**GIVEN EXERCISE:** Quote, without change, all of the lines that follow.

[Collected data entries]
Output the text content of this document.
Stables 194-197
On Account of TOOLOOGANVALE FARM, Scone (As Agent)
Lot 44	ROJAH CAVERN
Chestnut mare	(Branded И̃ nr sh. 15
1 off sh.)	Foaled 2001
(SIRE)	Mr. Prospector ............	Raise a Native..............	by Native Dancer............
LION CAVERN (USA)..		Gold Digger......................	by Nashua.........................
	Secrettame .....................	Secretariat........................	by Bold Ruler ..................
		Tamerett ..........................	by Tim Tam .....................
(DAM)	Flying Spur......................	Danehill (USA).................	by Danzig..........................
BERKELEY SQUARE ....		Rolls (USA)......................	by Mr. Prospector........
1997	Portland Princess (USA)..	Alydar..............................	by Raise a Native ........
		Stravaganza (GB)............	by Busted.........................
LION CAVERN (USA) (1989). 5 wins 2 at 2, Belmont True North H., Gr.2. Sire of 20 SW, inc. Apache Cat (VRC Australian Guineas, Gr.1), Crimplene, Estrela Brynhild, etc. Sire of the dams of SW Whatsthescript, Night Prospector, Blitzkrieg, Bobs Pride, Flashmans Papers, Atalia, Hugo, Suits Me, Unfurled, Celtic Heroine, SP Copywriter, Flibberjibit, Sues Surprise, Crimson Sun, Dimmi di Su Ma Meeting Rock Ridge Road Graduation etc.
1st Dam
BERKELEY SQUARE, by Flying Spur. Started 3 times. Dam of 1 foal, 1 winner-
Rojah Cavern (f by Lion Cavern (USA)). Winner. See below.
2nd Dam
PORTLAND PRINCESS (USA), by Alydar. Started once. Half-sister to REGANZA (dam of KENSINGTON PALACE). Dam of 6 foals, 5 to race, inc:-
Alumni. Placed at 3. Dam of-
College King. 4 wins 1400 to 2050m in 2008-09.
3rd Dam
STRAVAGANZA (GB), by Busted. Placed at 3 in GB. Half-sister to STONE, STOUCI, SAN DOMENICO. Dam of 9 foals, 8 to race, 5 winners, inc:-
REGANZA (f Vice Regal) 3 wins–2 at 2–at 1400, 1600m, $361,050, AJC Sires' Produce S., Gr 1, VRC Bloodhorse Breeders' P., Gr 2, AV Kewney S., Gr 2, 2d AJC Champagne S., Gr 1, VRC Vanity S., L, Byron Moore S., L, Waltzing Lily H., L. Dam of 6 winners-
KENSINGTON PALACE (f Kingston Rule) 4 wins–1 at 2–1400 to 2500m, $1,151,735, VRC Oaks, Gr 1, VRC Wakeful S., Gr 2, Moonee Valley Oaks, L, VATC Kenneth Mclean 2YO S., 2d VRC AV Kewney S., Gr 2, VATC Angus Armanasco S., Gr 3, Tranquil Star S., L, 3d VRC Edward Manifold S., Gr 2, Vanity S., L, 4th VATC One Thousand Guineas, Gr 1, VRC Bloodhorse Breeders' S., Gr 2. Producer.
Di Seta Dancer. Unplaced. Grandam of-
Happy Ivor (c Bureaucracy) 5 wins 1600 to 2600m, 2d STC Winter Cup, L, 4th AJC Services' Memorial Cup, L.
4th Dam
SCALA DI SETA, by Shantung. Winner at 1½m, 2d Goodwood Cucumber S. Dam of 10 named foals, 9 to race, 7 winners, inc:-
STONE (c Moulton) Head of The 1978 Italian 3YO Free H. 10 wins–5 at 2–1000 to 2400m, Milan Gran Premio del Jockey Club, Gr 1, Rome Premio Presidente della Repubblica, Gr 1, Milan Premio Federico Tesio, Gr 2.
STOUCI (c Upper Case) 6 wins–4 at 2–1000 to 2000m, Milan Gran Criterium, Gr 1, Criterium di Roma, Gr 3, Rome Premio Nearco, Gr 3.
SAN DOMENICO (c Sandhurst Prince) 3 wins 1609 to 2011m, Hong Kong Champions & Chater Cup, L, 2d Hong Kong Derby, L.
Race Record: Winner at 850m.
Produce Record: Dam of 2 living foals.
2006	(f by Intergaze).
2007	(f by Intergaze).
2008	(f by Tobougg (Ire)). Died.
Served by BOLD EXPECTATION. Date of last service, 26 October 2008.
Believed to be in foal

**THE OUTPUT:**
Output the text content of this document.
Stables 194-197
On Account of TOOLOOGANVALE FARM, Scone (As Agent)
Lot 44	ROJAH CAVERN
Chestnut mare	(Branded И̃ nr sh. 15
1 off sh.)	Foaled 2001
(SIRE)	Mr. Prospector ............	Raise a Native..............	by Native Dancer............
LION CAVERN (USA)..		Gold Digger......................	by Nashua.........................
	Secrettame .....................	Secretariat........................	by Bold Ruler ..................
		Tamerett ..........................	by Tim Tam .....................
(DAM)	Flying Spur......................	Danehill (USA).................	by Danzig..........................
BERKELEY SQUARE ....		Rolls (USA)......................	by Mr. Prospector........
1997	Portland Princess (USA)..	Alydar..............................	by Raise a Native ........
		Stravaganza (GB)............	by Busted.........................
LION CAVERN (USA) (1989). 5 wins 2 at 2, Belmont True North H., Gr.2. Sire of 20 SW, inc. Apache Cat (VRC Australian Guineas, Gr.1), Crimplene, Estrela Brynhild, etc. Sire of the dams of SW Whatsthescript, Night Prospector, Blitzkrieg, Bobs Pride, Flashmans Papers, Atalia, Hugo, Suits Me, Unfurled, Celtic Heroine, SP Copywriter, Flibberjibit, Sues Surprise, Crimson Sun, Dimmi di Su Ma Meeting Rock Ridge Road Graduation etc.
1st Dam
BERKELEY SQUARE, by Flying Spur. Started 3 times. Dam of 1 foal, 1 winner-
Rojah Cavern (f by Lion Cavern (USA)). Winner. See below.
2nd Dam
PORTLAND PRINCESS (USA), by Alydar. Started once. Half-sister to REGANZA (dam of KENSINGTON PALACE). Dam of 6 foals, 5 to race, inc:-
Alumni. Placed at 3. Dam of-
College King. 4 wins 1400 to 2050m in 2008-09.
3rd Dam
STRAVAGANZA (GB), by Busted. Placed at 3 in GB. Half-sister to STONE, STOUCI, SAN DOMENICO. Dam of 9 foals, 8 to race, 5 winners, inc:-
REGANZA (f Vice Regal) 3 wins–2 at 2–at 1400, 1600m, $361,050, AJC Sires' Produce S., Gr 1, VRC Bloodhorse Breeders' P., Gr 2, AV Kewney S., Gr 2, 2d AJC Champagne S., Gr 1, VRC Vanity S., L, Byron Moore S., L, Waltzing Lily H., L. Dam of 6 winners-
KENSINGTON PALACE (f Kingston Rule) 4 wins–1 at 2–1400 to 2500m, $1,151,735, VRC Oaks, Gr 1, VRC Wakeful S., Gr 2, Moonee Valley Oaks, L, VATC Kenneth Mclean 2YO S., 2d VRC AV Kewney S., Gr 2, VATC Angus Armanasco S., Gr 3, Tranquil Star S., L, 3d VRC Edward Manifold S., Gr 2, Vanity S., L, 4th VATC One Thousand Guineas, Gr 1, VRC Bloodhorse Breeders' S., Gr 2. Producer.
Di Seta Dancer. Unplaced. Grandam of-
Happy Ivor (c Bureaucracy) 5 wins 1600 to 2600m, 2d STC Winter Cup, L, 4th AJC Services' Memorial Cup, L.
4th Dam
SCALA DI SETA, by Shantung. Winner at 1½m, 2d Goodwood Cucumber S. Dam of 10 named foals, 9 to race, 7 winners, inc:-
STONE (c Moulton) Head of The 1978 Italian 3YO Free H. 10 wins–5 at 2–1000 to 2400m, Milan Gran Premio del Jockey Club, Gr 1, Rome Premio Presidente della Repubblica, Gr 1, Milan Premio Federico Tesio, Gr 2.
STOUCI (c Upper Case) 6 wins–4 at 2–1000 to 2000m, Milan Gran Criterium, Gr 1, Criterium di Roma, Gr 3, Rome Premio Nearco, Gr 3.
SAN DOMENICO (c Sandhurst Prince) 3 wins 1609 to 2011m, Hong Kong Champions & Chater Cup, L, 2d Hong Kong Derby, L.
Race Record: Winner at 850m.
Produce Record: Dam of 2 living foals.
2006	(f by Intergaze).
2007	(f by Intergaze).
2008	(f by Tobougg (Ire)). Died.
Served by BOLD EXPECTATION. Date of last service, 26 October 2008.
Believed to be in foal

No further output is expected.